- _Goal_
From the listing below, extract every line containing "image".

- _Listed entries_
________________________________________

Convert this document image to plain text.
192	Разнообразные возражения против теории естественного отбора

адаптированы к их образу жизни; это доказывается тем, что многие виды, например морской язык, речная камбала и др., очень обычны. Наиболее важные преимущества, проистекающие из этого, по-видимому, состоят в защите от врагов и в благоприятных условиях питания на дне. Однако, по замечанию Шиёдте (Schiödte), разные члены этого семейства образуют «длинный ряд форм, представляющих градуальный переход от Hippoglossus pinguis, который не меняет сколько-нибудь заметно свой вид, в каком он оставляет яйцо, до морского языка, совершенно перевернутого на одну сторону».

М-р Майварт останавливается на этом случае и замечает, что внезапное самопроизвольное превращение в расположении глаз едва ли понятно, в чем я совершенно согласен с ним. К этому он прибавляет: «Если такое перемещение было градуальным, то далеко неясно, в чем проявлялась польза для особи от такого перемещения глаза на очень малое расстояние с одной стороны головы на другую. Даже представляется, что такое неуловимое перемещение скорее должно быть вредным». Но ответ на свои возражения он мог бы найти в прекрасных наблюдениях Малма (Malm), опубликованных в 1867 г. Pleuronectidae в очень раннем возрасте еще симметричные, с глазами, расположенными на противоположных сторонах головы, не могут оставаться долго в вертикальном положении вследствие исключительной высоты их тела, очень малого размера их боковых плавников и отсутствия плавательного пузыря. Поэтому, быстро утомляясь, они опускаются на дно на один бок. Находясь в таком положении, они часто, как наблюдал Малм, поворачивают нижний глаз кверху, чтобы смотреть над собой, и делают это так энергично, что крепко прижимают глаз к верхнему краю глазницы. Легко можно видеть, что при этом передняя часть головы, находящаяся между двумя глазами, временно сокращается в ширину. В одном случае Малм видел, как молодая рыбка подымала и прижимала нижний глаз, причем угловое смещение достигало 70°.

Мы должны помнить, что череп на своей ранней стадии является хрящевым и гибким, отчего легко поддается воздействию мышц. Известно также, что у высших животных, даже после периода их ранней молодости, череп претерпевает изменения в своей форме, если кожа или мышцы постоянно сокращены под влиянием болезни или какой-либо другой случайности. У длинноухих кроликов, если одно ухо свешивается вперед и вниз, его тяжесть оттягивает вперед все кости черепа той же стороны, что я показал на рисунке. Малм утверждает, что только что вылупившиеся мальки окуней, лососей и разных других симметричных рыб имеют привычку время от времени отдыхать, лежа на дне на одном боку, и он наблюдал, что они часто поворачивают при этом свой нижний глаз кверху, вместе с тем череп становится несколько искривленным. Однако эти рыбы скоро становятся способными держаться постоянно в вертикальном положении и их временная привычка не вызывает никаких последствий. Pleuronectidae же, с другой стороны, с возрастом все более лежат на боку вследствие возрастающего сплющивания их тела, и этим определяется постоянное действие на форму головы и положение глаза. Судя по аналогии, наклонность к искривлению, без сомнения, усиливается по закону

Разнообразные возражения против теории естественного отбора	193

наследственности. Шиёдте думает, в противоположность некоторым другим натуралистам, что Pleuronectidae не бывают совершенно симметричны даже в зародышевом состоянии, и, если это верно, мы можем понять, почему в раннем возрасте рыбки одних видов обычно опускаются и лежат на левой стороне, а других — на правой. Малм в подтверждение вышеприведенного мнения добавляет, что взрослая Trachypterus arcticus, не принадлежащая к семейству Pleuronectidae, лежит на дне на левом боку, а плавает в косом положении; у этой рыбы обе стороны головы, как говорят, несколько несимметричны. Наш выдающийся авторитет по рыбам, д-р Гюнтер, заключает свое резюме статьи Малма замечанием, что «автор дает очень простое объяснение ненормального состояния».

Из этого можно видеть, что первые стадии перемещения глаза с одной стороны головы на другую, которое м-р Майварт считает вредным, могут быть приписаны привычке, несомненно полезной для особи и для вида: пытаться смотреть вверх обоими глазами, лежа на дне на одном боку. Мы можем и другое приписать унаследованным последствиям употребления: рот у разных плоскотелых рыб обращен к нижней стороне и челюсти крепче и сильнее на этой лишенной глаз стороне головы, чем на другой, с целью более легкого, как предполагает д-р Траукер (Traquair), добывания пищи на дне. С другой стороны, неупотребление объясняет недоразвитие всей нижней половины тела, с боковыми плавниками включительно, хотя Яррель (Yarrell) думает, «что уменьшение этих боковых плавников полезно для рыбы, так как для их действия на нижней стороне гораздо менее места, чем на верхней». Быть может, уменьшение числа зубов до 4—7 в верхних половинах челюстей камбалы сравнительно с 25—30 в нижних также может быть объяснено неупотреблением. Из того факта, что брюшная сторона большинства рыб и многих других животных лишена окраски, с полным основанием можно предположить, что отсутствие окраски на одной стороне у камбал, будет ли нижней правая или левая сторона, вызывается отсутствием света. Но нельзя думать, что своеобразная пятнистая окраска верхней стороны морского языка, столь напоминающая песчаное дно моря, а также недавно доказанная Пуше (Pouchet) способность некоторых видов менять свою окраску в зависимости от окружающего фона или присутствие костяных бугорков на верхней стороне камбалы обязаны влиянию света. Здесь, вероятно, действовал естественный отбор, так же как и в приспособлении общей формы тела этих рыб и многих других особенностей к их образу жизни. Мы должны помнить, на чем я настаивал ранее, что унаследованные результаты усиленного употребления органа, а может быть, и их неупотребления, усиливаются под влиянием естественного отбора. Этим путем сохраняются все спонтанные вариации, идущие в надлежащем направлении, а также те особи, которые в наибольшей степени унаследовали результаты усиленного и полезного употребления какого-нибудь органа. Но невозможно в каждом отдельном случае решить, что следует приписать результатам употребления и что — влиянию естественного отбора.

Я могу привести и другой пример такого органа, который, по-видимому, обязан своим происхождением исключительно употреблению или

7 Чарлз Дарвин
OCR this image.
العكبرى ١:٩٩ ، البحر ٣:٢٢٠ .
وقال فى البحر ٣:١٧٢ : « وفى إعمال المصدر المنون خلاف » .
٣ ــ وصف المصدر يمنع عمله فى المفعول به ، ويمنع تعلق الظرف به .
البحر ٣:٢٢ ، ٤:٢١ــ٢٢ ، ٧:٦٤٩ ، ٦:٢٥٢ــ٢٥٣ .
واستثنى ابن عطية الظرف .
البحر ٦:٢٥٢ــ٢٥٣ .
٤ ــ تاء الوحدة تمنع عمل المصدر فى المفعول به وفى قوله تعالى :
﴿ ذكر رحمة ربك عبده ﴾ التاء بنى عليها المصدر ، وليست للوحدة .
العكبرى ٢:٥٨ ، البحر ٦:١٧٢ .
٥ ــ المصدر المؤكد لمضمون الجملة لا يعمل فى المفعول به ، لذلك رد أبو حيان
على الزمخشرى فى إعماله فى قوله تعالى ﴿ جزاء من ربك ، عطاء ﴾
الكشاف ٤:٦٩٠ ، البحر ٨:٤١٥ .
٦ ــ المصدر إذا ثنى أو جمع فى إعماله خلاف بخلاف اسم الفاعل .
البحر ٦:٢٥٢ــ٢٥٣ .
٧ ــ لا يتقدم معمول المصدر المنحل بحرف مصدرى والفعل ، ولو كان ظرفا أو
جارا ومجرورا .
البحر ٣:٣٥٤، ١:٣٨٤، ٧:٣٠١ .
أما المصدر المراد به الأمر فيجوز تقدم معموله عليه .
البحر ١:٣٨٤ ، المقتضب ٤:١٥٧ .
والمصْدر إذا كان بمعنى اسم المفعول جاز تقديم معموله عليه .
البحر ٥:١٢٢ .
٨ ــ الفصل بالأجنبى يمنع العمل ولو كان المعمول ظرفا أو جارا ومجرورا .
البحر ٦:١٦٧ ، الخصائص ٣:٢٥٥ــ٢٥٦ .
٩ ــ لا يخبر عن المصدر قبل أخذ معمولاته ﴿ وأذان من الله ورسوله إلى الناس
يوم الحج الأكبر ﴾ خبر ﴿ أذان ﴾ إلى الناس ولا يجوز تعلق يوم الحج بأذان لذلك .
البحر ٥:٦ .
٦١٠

________________________________________

- _Task answer_
Convert this document image to plain text.
OCR this image.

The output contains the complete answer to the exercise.